> **Objective**: Find every line in the records below that holds the word "Restrictions", and copy each one.

> **Data entries**:
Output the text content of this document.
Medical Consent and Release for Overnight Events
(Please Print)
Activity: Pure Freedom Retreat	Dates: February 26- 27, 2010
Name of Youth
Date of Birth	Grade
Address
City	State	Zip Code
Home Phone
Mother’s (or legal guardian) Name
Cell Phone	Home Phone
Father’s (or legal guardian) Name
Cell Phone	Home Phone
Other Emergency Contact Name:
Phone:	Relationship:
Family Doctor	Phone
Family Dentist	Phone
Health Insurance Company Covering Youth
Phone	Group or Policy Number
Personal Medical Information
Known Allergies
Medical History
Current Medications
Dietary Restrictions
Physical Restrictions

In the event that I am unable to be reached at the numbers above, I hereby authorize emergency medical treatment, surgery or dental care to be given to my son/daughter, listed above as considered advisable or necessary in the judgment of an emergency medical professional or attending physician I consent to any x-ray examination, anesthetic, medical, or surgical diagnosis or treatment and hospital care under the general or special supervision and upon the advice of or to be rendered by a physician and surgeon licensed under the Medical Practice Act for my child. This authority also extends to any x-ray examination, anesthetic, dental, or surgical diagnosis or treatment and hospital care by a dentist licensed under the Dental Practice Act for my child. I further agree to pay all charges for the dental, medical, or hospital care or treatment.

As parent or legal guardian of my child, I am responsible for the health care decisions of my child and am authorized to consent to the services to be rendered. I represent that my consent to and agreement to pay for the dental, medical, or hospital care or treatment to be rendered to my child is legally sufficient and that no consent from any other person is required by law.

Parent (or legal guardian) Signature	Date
--
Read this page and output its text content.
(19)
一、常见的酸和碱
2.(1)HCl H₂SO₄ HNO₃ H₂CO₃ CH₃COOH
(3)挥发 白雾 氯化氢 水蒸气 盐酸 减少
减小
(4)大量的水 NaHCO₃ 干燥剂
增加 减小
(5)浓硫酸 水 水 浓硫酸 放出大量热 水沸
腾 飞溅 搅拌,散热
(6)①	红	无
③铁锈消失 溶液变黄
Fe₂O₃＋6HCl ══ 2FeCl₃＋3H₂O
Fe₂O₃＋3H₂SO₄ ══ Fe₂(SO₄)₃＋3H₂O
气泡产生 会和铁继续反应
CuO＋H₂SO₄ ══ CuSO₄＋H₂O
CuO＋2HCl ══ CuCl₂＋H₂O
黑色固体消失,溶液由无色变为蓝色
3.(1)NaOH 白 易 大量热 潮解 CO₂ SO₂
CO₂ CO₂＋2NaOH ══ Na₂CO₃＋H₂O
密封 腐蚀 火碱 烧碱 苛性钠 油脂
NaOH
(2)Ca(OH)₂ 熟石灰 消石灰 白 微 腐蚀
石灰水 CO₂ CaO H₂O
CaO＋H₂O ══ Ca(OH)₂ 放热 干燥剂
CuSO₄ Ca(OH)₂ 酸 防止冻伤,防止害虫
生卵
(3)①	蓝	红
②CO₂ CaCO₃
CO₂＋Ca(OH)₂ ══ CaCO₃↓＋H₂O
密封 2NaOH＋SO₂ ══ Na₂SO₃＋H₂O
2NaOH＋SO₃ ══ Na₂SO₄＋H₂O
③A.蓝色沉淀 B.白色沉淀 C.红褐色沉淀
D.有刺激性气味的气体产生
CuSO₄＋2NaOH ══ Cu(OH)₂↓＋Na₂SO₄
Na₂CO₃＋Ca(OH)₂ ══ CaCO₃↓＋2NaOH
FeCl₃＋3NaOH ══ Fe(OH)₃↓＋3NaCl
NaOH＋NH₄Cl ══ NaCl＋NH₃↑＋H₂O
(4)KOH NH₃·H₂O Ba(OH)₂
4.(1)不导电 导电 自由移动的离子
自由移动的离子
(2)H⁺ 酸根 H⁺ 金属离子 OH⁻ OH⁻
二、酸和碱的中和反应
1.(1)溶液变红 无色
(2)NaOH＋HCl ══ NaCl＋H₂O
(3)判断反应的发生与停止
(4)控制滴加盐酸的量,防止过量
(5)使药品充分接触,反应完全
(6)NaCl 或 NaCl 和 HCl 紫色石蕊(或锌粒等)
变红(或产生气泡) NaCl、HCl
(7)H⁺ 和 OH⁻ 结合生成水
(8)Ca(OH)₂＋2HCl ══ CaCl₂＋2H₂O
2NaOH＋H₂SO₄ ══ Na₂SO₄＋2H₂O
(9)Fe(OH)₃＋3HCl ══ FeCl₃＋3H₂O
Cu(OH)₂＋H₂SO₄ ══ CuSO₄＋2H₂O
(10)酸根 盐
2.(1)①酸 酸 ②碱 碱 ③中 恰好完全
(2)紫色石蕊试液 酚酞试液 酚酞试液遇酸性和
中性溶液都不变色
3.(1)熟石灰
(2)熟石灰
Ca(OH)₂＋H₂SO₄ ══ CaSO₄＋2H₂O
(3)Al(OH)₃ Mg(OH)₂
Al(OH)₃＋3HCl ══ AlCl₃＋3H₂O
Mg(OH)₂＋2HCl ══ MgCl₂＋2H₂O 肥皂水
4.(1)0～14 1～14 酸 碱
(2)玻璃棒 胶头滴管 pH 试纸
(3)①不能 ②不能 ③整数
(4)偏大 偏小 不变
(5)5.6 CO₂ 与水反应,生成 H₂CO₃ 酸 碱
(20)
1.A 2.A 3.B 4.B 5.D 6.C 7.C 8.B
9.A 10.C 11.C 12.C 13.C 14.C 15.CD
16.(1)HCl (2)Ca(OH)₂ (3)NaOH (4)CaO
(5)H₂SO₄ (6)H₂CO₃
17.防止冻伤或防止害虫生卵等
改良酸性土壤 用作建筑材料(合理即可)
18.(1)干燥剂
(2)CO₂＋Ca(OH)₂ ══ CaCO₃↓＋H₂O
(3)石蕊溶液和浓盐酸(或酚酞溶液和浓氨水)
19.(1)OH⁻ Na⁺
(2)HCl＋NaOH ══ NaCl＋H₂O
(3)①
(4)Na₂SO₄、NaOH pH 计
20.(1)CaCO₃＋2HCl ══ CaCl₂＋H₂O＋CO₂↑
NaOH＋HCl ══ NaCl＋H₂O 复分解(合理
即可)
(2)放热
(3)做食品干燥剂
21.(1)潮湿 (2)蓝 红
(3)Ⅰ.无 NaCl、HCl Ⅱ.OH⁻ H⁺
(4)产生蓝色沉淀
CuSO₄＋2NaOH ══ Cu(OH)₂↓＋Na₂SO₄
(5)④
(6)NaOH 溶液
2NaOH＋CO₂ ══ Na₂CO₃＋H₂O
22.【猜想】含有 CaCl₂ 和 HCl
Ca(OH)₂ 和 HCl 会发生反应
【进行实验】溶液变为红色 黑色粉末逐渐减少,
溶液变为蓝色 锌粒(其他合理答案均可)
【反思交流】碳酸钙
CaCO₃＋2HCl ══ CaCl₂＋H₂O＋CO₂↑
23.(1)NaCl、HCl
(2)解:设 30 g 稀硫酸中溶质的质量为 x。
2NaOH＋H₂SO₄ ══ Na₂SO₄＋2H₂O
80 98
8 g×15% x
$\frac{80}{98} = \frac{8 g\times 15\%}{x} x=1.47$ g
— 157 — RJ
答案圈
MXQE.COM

> **Exercise response**:
Dietary Restrictions
Physical Restrictions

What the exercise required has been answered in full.